→ **Text to read**
At step 1606, whether a user makes some selection for adjustment is determined. In a case where a gaze point or a camera path on the dynamic 2D map, or a point on the graph 1425 is selected by a user, the processing advances to step 1607. On the other hand, in a case where the OK button 1424 is pressed down without any selection being made, this processing is exited and a transition is made into the generation processing of a virtual viewpoint video image (step 1505 in the flow in FIG. 15).

At step 1607, in accordance with the input operation for the selected gaze point path or camera path, processing to adjust the movement path, the height, and the moving speed of the virtual camera (path adjustment processing) is performed. Details of the path adjustment processing will be described later.

Following the above, the gaze point path specification reception processing (step 1604) and the camera path specification reception processing (step 1605) are explained. Before explanation of the details of each piece of processing is given, the difference depending on the mode at the time of specifying a camera path is explained with reference to FIG. 19A and FIG. 19B. FIG. 19A shows a case of the “Time-sync” mode and FIG. 19B shows a case of the “Pen-sync” mode, respectively. In FIG. 19A and FIG. 19B, solid line arrows 1901 and 1902 show specified movement paths, respectively. In “Time-sync” shown in FIG. 19A, the locus drawn by a user operating an electronic pen while the dynamic 2D map advances five seconds is the path 1901. In contrast to this, in “Pen-sync” shown in FIG. 19B, it is meant that the length of the locus (=path 1902) drawn by a user operating an electronic pen corresponds to five seconds. In FIG. 19A and FIG. 19B, for convenience of explanation, the object of the different time axis is omitted, but as described previously, on the actual GUI screen, the object of the different time axis is also displayed, for example, with a changed transparency. Further, at the time of receiving specification of a camera path, for example, it may also be possible to spatially narrow the objects to be displayed by displaying the inside of a predetermined range with the gaze point at the current position as a center (only the periphery of the gaze point) as shown in FIG. 20A and FIG. 20B. FIG. 20A is an example of a bird's-eye view (one frame in the dynamic 2D map) before spatial narrowing is performed and FIG. 20B is an example of a bird's-eye view after spatial narrowing is performed. As described above, it is possible to improve browsability by bringing the objects located at positions distant from the gaze point into an invisible state.

→ **Material shown**
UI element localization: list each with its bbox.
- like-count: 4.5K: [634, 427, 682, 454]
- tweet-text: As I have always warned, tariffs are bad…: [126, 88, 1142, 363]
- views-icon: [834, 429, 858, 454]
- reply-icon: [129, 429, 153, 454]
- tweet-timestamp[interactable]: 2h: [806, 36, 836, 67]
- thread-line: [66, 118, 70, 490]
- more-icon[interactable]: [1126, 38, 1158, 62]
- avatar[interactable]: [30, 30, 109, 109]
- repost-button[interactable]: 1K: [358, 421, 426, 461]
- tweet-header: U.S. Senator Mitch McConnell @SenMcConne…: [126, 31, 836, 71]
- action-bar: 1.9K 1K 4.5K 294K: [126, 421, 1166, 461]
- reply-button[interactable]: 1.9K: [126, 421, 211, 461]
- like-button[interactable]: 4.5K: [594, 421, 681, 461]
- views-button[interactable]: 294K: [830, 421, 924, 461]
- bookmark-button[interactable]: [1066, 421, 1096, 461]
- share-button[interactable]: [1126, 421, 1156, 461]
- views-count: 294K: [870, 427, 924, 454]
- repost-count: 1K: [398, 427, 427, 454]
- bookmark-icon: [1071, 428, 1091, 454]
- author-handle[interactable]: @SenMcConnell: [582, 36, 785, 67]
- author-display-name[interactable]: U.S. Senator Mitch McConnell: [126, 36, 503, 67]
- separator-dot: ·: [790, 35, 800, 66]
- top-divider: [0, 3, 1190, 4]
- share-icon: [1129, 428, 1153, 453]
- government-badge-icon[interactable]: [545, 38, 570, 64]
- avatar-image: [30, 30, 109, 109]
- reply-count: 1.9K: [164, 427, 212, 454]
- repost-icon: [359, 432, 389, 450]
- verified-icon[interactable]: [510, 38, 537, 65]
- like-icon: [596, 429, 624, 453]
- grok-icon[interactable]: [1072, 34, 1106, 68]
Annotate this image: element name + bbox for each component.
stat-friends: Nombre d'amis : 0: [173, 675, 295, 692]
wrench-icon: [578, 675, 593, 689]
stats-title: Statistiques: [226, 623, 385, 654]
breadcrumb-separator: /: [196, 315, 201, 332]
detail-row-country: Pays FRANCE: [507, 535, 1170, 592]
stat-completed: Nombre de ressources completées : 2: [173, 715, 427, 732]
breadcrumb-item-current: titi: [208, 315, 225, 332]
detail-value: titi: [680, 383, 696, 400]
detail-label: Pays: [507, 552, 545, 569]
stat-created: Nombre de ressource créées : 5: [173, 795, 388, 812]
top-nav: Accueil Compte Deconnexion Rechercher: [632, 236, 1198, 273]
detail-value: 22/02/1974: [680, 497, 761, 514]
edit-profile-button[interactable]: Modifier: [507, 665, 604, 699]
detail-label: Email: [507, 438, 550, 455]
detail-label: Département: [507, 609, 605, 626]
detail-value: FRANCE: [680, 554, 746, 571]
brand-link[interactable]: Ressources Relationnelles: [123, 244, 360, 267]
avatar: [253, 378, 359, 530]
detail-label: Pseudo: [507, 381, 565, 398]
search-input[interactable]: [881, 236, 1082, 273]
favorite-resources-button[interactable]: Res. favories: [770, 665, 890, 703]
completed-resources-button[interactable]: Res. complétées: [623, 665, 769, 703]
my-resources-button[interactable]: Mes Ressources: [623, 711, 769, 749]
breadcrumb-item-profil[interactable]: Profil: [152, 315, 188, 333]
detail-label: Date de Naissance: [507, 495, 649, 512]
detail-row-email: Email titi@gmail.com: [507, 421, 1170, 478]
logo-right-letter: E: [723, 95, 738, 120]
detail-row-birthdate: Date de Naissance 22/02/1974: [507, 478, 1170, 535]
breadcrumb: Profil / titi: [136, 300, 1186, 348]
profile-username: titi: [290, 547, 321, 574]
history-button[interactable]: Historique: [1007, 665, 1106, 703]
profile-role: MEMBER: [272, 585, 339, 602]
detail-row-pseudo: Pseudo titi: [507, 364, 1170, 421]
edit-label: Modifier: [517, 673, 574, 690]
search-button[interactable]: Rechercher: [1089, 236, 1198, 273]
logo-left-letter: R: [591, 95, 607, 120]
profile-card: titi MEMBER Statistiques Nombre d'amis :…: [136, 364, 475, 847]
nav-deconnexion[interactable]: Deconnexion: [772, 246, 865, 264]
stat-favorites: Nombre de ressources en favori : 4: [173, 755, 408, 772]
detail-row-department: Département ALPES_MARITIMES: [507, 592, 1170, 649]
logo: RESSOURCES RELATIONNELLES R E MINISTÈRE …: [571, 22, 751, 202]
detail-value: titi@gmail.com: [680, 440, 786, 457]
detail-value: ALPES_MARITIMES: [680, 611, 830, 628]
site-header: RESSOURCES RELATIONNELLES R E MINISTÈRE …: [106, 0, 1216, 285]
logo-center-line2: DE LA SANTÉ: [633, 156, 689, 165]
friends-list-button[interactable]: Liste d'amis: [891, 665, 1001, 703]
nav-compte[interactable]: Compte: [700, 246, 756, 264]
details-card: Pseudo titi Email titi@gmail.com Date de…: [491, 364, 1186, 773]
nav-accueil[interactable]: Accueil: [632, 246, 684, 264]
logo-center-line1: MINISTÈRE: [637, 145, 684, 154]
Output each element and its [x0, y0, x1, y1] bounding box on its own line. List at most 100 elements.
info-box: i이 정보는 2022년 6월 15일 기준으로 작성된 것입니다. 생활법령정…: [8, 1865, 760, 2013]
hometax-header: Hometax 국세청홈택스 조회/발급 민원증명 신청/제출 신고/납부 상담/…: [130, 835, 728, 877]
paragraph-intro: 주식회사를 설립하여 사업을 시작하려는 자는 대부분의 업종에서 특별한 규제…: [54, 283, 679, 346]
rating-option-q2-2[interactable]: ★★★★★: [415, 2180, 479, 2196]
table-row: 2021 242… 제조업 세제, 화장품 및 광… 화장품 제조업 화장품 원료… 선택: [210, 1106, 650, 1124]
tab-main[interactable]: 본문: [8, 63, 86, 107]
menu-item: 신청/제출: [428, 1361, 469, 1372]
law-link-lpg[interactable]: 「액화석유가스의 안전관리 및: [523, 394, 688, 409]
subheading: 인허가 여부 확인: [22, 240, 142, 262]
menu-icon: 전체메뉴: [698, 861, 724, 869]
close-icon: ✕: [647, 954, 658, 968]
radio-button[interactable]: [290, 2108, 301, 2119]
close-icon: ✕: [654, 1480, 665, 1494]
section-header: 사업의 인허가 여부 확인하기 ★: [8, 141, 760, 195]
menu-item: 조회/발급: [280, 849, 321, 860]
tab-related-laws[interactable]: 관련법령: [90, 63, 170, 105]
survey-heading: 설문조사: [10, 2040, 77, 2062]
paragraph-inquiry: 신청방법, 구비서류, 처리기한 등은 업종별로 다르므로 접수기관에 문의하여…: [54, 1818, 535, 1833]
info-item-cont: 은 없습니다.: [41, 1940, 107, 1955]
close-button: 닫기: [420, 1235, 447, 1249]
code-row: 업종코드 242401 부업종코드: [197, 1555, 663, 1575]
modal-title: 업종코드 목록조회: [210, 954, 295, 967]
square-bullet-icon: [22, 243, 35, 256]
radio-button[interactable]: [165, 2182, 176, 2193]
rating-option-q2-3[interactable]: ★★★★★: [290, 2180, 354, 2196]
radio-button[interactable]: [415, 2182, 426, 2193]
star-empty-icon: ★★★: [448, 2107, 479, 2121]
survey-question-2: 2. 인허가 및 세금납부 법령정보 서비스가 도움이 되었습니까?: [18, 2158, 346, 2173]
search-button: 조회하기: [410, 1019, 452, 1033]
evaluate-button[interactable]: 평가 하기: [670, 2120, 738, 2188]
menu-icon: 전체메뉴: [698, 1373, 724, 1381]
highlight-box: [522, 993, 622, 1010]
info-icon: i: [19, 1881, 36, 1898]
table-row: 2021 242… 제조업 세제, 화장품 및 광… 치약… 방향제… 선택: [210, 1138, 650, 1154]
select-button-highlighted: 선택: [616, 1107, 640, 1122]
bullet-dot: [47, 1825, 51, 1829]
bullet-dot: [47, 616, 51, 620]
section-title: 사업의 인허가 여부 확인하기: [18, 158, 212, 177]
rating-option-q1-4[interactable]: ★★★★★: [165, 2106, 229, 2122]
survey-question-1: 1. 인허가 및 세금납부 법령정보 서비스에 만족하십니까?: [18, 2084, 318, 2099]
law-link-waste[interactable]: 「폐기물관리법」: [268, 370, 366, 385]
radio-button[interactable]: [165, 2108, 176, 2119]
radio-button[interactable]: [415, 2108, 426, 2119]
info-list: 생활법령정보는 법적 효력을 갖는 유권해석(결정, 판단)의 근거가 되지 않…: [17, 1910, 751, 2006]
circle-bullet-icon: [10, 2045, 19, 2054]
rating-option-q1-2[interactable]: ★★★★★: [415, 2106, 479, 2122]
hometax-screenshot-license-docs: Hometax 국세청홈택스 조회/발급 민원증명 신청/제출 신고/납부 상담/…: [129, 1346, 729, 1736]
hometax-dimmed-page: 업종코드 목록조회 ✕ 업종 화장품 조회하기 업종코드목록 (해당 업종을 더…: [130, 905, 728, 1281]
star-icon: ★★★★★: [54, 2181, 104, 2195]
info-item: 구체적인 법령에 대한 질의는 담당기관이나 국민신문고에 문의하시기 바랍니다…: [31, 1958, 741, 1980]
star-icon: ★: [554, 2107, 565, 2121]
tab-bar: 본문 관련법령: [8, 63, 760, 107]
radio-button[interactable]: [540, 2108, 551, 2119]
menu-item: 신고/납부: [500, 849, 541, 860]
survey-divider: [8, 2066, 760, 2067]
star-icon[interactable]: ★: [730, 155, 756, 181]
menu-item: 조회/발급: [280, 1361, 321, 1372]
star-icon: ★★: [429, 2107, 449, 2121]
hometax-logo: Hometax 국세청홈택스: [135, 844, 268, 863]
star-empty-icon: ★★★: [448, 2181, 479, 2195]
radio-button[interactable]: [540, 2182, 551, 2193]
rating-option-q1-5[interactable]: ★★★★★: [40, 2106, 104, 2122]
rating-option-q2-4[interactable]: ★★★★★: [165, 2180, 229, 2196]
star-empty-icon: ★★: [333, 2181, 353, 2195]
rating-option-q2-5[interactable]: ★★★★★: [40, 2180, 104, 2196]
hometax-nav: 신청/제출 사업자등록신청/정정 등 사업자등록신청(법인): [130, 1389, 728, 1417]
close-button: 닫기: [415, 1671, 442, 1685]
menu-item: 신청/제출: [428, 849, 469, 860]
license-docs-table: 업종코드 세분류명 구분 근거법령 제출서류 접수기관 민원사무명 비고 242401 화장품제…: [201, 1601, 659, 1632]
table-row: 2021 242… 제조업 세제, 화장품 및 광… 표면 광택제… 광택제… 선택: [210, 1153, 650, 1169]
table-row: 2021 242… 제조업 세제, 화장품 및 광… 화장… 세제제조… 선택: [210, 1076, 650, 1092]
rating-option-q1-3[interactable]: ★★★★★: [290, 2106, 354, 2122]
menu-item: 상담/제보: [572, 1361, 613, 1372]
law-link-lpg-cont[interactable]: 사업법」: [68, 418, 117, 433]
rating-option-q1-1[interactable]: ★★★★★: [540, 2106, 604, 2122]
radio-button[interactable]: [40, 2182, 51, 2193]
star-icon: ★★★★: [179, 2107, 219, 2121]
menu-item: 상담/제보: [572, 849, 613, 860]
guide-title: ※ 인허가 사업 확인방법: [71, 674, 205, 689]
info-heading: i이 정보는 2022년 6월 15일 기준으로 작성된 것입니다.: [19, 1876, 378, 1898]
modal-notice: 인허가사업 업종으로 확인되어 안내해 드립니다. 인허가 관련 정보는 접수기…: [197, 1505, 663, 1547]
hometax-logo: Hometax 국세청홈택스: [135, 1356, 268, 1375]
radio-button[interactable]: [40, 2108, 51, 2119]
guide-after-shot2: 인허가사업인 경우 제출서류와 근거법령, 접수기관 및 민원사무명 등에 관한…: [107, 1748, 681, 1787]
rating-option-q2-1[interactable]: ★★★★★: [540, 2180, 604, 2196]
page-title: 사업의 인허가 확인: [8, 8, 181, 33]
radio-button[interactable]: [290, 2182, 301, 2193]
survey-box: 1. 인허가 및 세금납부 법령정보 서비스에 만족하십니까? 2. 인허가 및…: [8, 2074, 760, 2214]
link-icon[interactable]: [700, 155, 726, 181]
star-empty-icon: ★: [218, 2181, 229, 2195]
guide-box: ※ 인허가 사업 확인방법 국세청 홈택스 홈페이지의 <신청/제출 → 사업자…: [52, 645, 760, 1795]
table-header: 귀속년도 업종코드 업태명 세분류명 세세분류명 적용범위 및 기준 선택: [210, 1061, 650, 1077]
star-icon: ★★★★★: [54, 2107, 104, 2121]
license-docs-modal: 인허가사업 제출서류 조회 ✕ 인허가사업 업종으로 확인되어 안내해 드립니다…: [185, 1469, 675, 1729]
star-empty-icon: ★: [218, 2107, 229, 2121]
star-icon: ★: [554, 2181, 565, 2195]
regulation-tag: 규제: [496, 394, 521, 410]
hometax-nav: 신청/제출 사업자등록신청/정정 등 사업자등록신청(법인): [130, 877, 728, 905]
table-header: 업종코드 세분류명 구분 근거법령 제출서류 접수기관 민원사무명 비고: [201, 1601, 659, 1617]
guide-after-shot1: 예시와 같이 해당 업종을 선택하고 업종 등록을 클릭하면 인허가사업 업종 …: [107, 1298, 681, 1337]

→ **To do**
a: Print the part of the camera path passage starting with "At step 1606, whether" and going on through "be described later.".
b: Rewrite the records from their very first line through the line with "breadcrumb-separator: /: [196, 315, 201, 332]", swapping "thread-line" for "reply-line" and leaving all else as it stands.

→ **Solutions per task**
a:
At step 1606, whether a user makes some selection for adjustment is determined. In a case where a gaze point or a camera path on the dynamic 2D map, or a point on the graph 1425 is selected by a user, the processing advances to step 1607. On the other hand, in a case where the OK button 1424 is pressed down without any selection being made, this processing is exited and a transition is made into the generation processing of a virtual viewpoint video image (step 1505 in the flow in FIG. 15).

At step 1607, in accordance with the input operation for the selected gaze point path or camera path, processing to adjust the movement path, the height, and the moving speed of the virtual camera (path adjustment processing) is performed. Details of the path adjustment processing will be described later.

b:
UI element localization: list each with its bbox.
- like-count: 4.5K: [634, 427, 682, 454]
- tweet-text: As I have always warned, tariffs are bad…: [126, 88, 1142, 363]
- views-icon: [834, 429, 858, 454]
- reply-icon: [129, 429, 153, 454]
- tweet-timestamp[interactable]: 2h: [806, 36, 836, 67]
- reply-line: [66, 118, 70, 490]
- more-icon[interactable]: [1126, 38, 1158, 62]
- avatar[interactable]: [30, 30, 109, 109]
- repost-button[interactable]: 1K: [358, 421, 426, 461]
- tweet-header: U.S. Senator Mitch McConnell @SenMcConne…: [126, 31, 836, 71]
- action-bar: 1.9K 1K 4.5K 294K: [126, 421, 1166, 461]
- reply-button[interactable]: 1.9K: [126, 421, 211, 461]
- like-button[interactable]: 4.5K: [594, 421, 681, 461]
- views-button[interactable]: 294K: [830, 421, 924, 461]
- bookmark-button[interactable]: [1066, 421, 1096, 461]
- share-button[interactable]: [1126, 421, 1156, 461]
- views-count: 294K: [870, 427, 924, 454]
- repost-count: 1K: [398, 427, 427, 454]
- bookmark-icon: [1071, 428, 1091, 454]
- author-handle[interactable]: @SenMcConnell: [582, 36, 785, 67]
- author-display-name[interactable]: U.S. Senator Mitch McConnell: [126, 36, 503, 67]
- separator-dot: ·: [790, 35, 800, 66]
- top-divider: [0, 3, 1190, 4]
- share-icon: [1129, 428, 1153, 453]
- government-badge-icon[interactable]: [545, 38, 570, 64]
- avatar-image: [30, 30, 109, 109]
- reply-count: 1.9K: [164, 427, 212, 454]
- repost-icon: [359, 432, 389, 450]
- verified-icon[interactable]: [510, 38, 537, 65]
- like-icon: [596, 429, 624, 453]
- grok-icon[interactable]: [1072, 34, 1106, 68]
Annotate this image: element name + bbox for each component.
stat-friends: Nombre d'amis : 0: [173, 675, 295, 692]
wrench-icon: [578, 675, 593, 689]
stats-title: Statistiques: [226, 623, 385, 654]
breadcrumb-separator: /: [196, 315, 201, 332]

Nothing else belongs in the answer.